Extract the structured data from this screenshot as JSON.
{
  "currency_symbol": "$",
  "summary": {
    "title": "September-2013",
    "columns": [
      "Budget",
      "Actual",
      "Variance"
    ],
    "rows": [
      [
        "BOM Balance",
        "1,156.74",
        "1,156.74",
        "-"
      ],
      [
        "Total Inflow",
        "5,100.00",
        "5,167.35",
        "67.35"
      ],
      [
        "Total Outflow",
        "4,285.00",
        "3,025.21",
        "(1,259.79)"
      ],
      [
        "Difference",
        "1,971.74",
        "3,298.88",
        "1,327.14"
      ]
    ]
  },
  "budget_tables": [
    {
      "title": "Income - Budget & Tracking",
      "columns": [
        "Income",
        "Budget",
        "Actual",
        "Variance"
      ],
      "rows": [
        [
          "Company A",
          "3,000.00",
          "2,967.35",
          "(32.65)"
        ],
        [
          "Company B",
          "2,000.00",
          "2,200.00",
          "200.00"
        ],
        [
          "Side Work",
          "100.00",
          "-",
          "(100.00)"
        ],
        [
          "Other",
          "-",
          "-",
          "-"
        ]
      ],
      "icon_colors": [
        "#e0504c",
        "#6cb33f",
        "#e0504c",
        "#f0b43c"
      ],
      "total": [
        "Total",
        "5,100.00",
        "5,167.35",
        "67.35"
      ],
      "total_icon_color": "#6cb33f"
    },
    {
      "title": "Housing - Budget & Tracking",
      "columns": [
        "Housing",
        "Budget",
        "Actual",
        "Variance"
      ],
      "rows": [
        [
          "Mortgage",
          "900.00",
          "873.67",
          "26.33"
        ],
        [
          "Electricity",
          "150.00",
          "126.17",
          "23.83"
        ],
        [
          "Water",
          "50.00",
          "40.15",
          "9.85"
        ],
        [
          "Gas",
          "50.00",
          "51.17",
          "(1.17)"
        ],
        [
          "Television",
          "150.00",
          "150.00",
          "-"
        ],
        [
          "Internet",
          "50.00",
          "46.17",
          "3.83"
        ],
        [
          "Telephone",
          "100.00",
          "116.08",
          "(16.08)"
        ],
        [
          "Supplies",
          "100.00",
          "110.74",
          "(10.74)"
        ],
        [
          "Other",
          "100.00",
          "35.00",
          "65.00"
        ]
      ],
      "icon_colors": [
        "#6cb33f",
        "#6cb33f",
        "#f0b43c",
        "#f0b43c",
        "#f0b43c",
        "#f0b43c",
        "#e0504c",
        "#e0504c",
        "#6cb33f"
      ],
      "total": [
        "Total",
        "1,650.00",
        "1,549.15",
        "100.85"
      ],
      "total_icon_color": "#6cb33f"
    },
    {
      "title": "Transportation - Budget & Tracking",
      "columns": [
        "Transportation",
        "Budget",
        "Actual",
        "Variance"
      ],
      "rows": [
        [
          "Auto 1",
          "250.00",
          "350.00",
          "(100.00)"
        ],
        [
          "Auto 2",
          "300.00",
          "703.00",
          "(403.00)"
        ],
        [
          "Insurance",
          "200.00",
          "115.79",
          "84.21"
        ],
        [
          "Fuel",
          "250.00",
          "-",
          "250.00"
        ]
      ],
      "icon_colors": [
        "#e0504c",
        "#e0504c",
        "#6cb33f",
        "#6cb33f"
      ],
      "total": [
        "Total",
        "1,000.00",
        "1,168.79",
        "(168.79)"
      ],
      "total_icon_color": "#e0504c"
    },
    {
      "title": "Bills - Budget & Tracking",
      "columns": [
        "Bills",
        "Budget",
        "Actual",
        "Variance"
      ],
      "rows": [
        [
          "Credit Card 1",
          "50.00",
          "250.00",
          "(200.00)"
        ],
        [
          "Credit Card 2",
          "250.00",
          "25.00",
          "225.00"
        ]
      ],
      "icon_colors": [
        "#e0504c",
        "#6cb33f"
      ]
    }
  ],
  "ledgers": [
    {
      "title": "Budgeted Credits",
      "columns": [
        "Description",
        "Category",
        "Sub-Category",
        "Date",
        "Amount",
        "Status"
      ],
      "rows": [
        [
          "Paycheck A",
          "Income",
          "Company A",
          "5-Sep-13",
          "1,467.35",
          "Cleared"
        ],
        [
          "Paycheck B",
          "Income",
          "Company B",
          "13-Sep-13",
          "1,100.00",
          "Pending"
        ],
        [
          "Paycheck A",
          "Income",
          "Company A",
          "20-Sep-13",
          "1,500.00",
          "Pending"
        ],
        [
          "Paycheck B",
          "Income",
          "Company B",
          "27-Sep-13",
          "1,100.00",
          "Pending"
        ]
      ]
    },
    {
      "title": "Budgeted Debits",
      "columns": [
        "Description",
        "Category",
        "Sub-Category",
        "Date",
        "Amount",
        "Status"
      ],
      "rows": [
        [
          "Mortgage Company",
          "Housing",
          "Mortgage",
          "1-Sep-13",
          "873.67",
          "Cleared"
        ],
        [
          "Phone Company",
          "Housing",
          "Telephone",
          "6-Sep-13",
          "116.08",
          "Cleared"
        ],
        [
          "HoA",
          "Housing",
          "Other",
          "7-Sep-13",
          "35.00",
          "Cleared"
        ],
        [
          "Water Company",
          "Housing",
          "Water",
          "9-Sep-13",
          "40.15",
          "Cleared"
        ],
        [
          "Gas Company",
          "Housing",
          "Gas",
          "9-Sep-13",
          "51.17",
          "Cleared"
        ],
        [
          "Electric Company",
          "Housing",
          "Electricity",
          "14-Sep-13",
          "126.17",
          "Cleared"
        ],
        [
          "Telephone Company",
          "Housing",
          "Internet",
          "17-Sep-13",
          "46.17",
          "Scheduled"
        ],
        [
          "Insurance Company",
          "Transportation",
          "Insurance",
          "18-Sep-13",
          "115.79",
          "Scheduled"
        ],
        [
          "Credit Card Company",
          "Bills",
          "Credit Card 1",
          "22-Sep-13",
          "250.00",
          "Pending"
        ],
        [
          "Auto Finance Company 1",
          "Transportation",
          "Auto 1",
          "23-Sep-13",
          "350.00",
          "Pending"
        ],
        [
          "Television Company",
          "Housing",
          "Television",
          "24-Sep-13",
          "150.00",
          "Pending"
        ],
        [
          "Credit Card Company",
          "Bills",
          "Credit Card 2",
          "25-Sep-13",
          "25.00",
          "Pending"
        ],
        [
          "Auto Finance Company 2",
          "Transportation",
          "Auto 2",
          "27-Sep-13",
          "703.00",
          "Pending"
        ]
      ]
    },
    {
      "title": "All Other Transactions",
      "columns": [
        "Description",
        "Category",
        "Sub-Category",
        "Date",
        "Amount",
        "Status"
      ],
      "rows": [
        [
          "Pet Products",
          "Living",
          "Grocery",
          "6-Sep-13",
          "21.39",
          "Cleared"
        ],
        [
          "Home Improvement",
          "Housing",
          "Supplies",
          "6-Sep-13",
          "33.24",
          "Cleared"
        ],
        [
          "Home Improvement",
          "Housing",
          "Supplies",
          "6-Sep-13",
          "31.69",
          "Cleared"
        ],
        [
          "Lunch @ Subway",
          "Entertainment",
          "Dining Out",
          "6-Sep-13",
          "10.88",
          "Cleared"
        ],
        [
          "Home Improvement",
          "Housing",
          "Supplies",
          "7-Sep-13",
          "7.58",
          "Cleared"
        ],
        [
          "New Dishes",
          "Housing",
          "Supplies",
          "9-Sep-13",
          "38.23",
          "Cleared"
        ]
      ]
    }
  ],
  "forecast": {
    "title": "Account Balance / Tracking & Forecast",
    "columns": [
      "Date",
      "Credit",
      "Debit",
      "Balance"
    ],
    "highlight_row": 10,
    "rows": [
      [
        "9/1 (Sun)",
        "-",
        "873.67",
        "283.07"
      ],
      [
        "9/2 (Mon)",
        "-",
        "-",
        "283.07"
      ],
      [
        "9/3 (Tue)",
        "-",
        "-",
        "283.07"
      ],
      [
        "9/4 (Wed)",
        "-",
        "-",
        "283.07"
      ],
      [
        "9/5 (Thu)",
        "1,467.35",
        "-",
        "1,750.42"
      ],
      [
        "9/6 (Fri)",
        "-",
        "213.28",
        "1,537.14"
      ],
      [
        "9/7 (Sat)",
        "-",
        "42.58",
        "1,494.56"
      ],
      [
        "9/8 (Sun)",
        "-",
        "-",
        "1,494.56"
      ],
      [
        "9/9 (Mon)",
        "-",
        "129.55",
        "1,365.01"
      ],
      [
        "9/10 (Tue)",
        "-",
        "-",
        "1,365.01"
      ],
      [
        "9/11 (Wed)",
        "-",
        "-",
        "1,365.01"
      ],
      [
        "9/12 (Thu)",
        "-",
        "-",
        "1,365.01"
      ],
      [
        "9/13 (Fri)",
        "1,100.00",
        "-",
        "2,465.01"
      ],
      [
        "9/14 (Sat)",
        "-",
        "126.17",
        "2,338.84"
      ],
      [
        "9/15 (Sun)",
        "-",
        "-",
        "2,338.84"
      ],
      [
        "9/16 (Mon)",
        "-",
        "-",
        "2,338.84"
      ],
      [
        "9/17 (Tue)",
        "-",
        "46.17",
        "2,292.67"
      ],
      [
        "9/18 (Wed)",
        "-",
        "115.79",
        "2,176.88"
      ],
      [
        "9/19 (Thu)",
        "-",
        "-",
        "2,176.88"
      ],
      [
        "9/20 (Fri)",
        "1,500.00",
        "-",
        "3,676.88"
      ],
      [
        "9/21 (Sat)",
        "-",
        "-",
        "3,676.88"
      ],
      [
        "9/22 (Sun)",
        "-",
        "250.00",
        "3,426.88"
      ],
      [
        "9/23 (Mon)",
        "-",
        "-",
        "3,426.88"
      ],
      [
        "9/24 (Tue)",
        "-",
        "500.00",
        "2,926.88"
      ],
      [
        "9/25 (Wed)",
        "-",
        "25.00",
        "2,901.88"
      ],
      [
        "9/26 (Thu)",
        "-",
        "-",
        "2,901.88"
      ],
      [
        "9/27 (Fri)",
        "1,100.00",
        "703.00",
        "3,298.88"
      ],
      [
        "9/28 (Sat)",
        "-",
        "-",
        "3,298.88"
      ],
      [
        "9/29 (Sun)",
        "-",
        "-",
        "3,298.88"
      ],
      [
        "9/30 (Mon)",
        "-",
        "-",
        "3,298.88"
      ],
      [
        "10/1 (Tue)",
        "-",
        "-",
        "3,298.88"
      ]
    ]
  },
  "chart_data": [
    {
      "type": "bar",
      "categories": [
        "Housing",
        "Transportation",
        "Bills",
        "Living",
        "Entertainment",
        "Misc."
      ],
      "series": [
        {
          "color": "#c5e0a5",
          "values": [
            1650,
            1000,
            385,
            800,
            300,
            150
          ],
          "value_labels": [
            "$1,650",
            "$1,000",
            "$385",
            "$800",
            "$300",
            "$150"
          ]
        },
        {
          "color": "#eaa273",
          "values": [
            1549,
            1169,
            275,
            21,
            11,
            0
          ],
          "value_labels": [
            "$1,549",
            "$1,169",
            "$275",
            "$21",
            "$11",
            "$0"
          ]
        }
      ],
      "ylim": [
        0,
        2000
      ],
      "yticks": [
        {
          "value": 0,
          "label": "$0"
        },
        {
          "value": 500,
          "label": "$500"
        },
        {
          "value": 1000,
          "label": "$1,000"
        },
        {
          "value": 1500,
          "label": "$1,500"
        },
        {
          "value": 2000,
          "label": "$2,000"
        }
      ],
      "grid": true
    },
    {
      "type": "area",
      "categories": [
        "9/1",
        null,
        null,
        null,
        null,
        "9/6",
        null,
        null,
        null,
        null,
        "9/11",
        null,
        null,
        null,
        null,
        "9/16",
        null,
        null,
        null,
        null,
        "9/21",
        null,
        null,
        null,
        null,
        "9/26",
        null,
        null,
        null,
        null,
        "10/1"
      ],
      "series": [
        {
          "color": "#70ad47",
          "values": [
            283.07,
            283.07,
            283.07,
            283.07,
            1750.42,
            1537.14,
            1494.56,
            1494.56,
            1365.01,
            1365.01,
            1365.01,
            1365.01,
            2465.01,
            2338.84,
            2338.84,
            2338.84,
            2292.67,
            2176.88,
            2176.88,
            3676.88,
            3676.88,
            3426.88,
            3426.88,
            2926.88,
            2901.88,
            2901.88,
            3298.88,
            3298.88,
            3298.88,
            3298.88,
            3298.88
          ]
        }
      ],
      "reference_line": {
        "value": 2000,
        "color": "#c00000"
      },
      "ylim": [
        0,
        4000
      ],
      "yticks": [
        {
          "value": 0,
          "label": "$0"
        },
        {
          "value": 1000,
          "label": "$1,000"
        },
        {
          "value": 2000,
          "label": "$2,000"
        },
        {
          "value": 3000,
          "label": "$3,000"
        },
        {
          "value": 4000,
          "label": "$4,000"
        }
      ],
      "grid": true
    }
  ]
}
══════════════════════════════
Stated goal
Look over the records above and copy each line that includes the string "Balance".

The output
        "BOM Balance",
    "title": "Account Balance / Tracking & Forecast",
      "Balance"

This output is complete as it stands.